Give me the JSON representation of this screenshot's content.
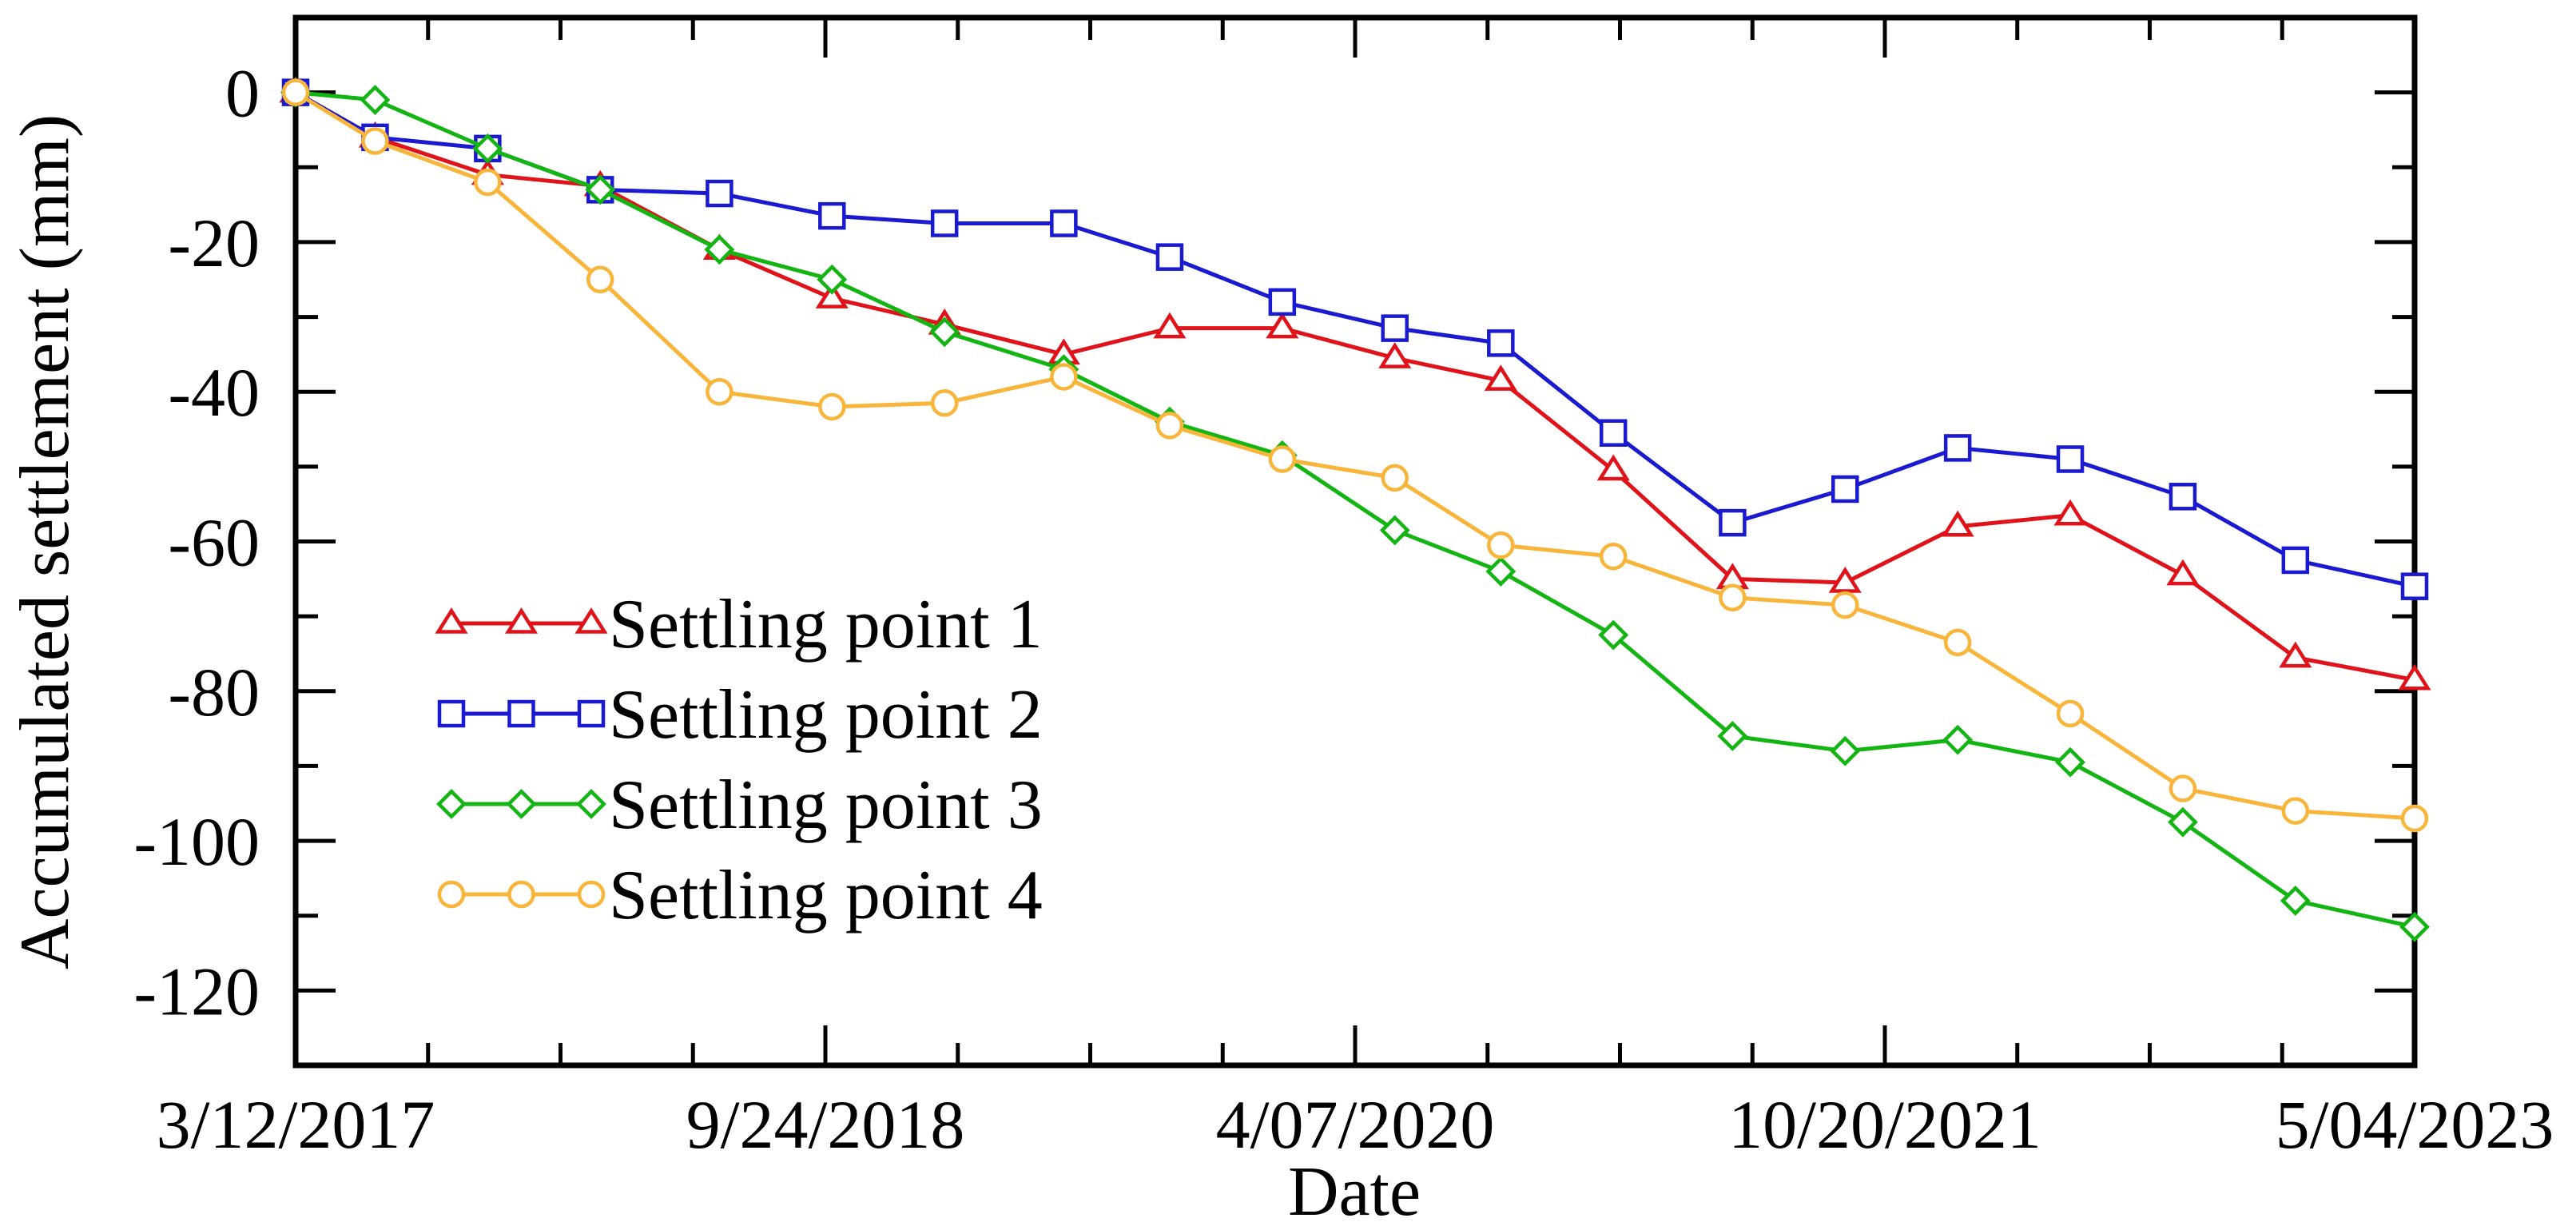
{
  "chart_data": {
    "type": "line",
    "title": "",
    "xlabel": "Date",
    "ylabel": "Accumulated settlement (mm)",
    "ylim": [
      -130,
      10
    ],
    "xlim": [
      0,
      16
    ],
    "yticks": [
      0,
      -20,
      -40,
      -60,
      -80,
      -100,
      -120
    ],
    "ytick_labels": [
      "0",
      "-20",
      "-40",
      "-60",
      "-80",
      "-100",
      "-120"
    ],
    "xticks_major": [
      0,
      4,
      8,
      12,
      16
    ],
    "xtick_labels": [
      "3/12/2017",
      "9/24/2018",
      "4/07/2020",
      "10/20/2021",
      "5/04/2023"
    ],
    "xticks_minor": [
      1,
      2,
      3,
      5,
      6,
      7,
      9,
      10,
      11,
      13,
      14,
      15
    ],
    "grid": false,
    "legend_position": "bottom-left",
    "x": [
      0,
      0.6,
      1.45,
      2.3,
      3.2,
      4.05,
      4.9,
      5.8,
      6.6,
      7.45,
      8.3,
      9.1,
      9.95,
      10.85,
      11.7,
      12.55,
      13.4,
      14.25,
      15.1,
      16
    ],
    "series": [
      {
        "name": "Settling point 1",
        "color": "#e0131a",
        "marker": "triangle",
        "values": [
          0,
          -6,
          -11,
          -12.5,
          -21,
          -27.5,
          -31,
          -35,
          -31.5,
          -31.5,
          -35.5,
          -38.5,
          -50.5,
          -65,
          -65.5,
          -58,
          -56.5,
          -64.5,
          -75.5,
          -78.5
        ]
      },
      {
        "name": "Settling point 2",
        "color": "#1a1ad0",
        "marker": "square",
        "values": [
          0,
          -6,
          -7.5,
          -13,
          -13.5,
          -16.5,
          -17.5,
          -17.5,
          -22,
          -28,
          -31.5,
          -33.5,
          -45.5,
          -57.5,
          -53,
          -47.5,
          -49,
          -54,
          -62.5,
          -66
        ]
      },
      {
        "name": "Settling point 3",
        "color": "#13b513",
        "marker": "diamond",
        "values": [
          0,
          -1,
          -7.5,
          -13,
          -21,
          -25,
          -32,
          -37,
          -44,
          -48.5,
          -58.5,
          -64,
          -72.5,
          -86,
          -88,
          -86.5,
          -89.5,
          -97.5,
          -108,
          -111.5
        ]
      },
      {
        "name": "Settling point 4",
        "color": "#f9b53a",
        "marker": "circle",
        "values": [
          0,
          -6.5,
          -12,
          -25,
          -40,
          -42,
          -41.5,
          -38,
          -44.5,
          -49,
          -51.5,
          -60.5,
          -62,
          -67.5,
          -68.5,
          -73.5,
          -83,
          -93,
          -96,
          -97
        ]
      }
    ]
  }
}
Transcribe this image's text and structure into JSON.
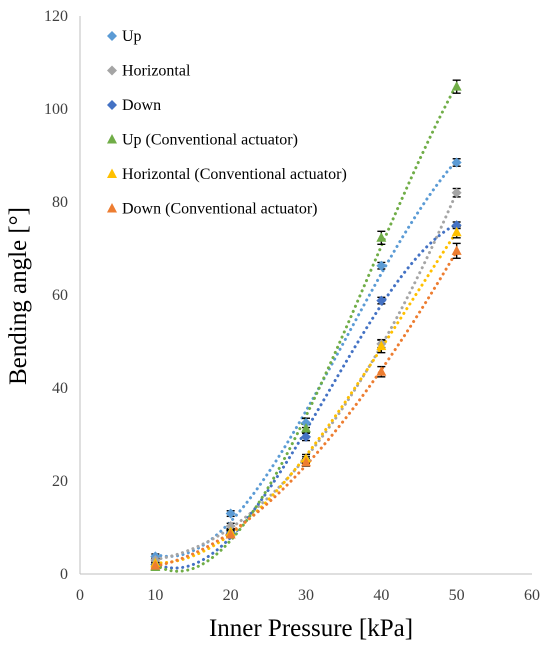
{
  "chart_data": {
    "type": "scatter",
    "xlabel": "Inner Pressure [kPa]",
    "ylabel": "Bending angle [°]",
    "xlim": [
      0,
      60
    ],
    "ylim": [
      0,
      120
    ],
    "xticks": [
      0,
      10,
      20,
      30,
      40,
      50,
      60
    ],
    "yticks": [
      0,
      20,
      40,
      60,
      80,
      100,
      120
    ],
    "grid": false,
    "legend_position": "top-left",
    "trendline": "polynomial, dotted",
    "series": [
      {
        "name": "Up",
        "marker": "diamond",
        "color": "#5B9BD5",
        "trend_color": "#5B9BD5",
        "x": [
          10,
          20,
          30,
          40,
          50
        ],
        "y": [
          3.8,
          13,
          32.5,
          66.3,
          88.5
        ],
        "err": [
          0.5,
          0.6,
          1.0,
          0.7,
          0.8
        ]
      },
      {
        "name": "Horizontal",
        "marker": "diamond",
        "color": "#A5A5A5",
        "trend_color": "#A5A5A5",
        "x": [
          10,
          20,
          30,
          40,
          50
        ],
        "y": [
          3.0,
          10.3,
          24.5,
          49.5,
          82
        ],
        "err": [
          0.5,
          0.6,
          0.7,
          0.8,
          0.9
        ]
      },
      {
        "name": "Down",
        "marker": "diamond",
        "color": "#4472C4",
        "trend_color": "#4472C4",
        "x": [
          10,
          20,
          30,
          40,
          50
        ],
        "y": [
          2.0,
          8.8,
          29.5,
          58.8,
          75
        ],
        "err": [
          0.5,
          0.6,
          0.8,
          0.7,
          0.7
        ]
      },
      {
        "name": "Up (Conventional actuator)",
        "marker": "triangle",
        "color": "#70AD47",
        "trend_color": "#70AD47",
        "x": [
          10,
          20,
          30,
          40,
          50
        ],
        "y": [
          1.5,
          9.0,
          31.3,
          72.3,
          104.8
        ],
        "err": [
          0.6,
          0.7,
          1.0,
          1.4,
          1.4
        ]
      },
      {
        "name": "Horizontal (Conventional actuator)",
        "marker": "triangle",
        "color": "#FFC000",
        "trend_color": "#FFC000",
        "x": [
          10,
          20,
          30,
          40,
          50
        ],
        "y": [
          2.3,
          9.0,
          24.8,
          49.0,
          73.5
        ],
        "err": [
          0.6,
          0.7,
          0.9,
          1.4,
          1.2
        ]
      },
      {
        "name": "Down (Conventional actuator)",
        "marker": "triangle",
        "color": "#ED7D31",
        "trend_color": "#ED7D31",
        "x": [
          10,
          20,
          30,
          40,
          50
        ],
        "y": [
          1.8,
          8.5,
          24.0,
          43.5,
          69.5
        ],
        "err": [
          0.6,
          0.7,
          0.8,
          1.1,
          1.6
        ]
      }
    ]
  }
}
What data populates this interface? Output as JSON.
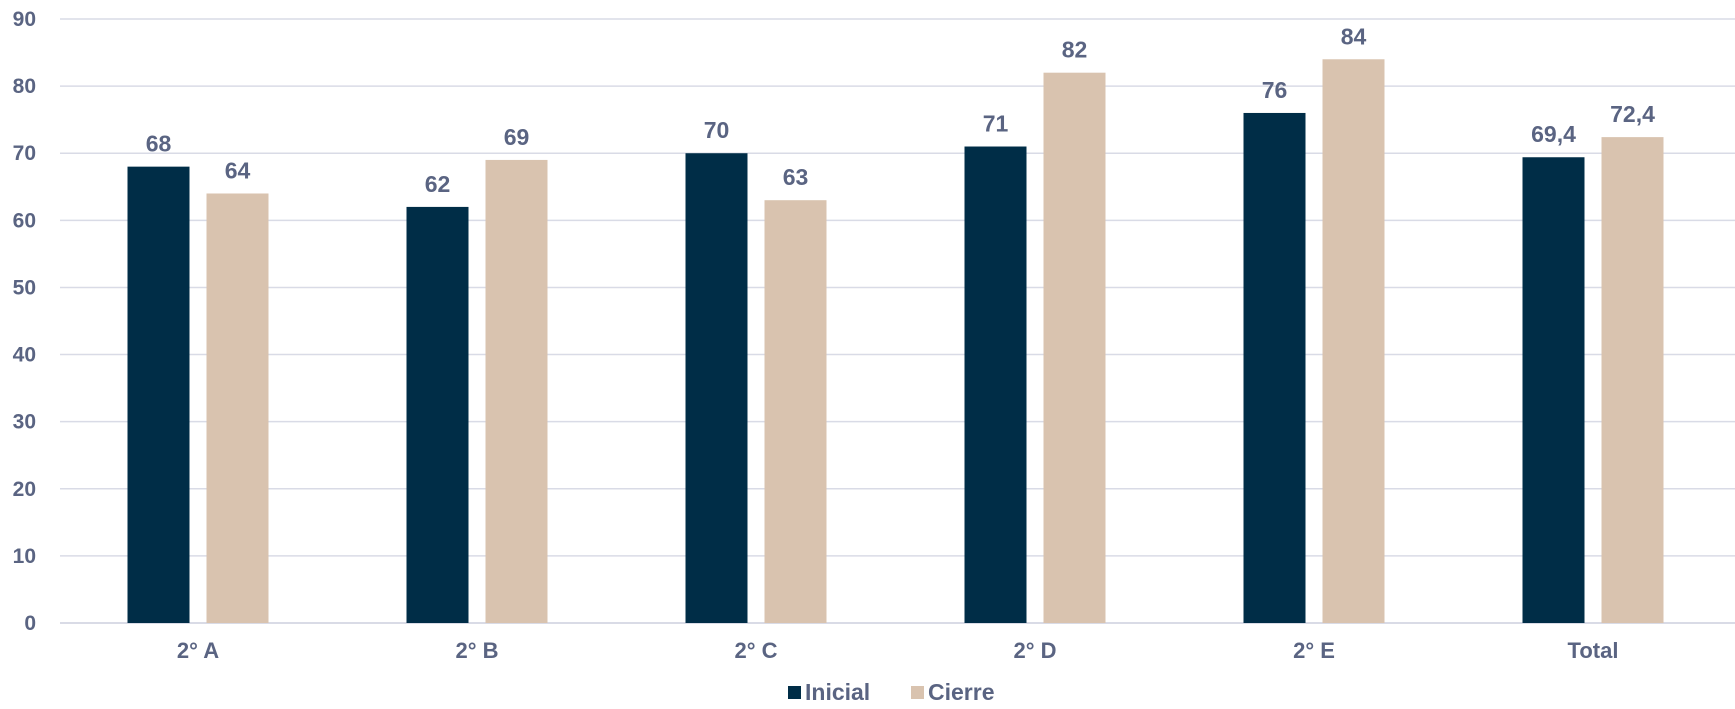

● ● ●

** Task goal **
How many lines in the records above contain the word "this"? Reply with the number alone.

** Task result **
3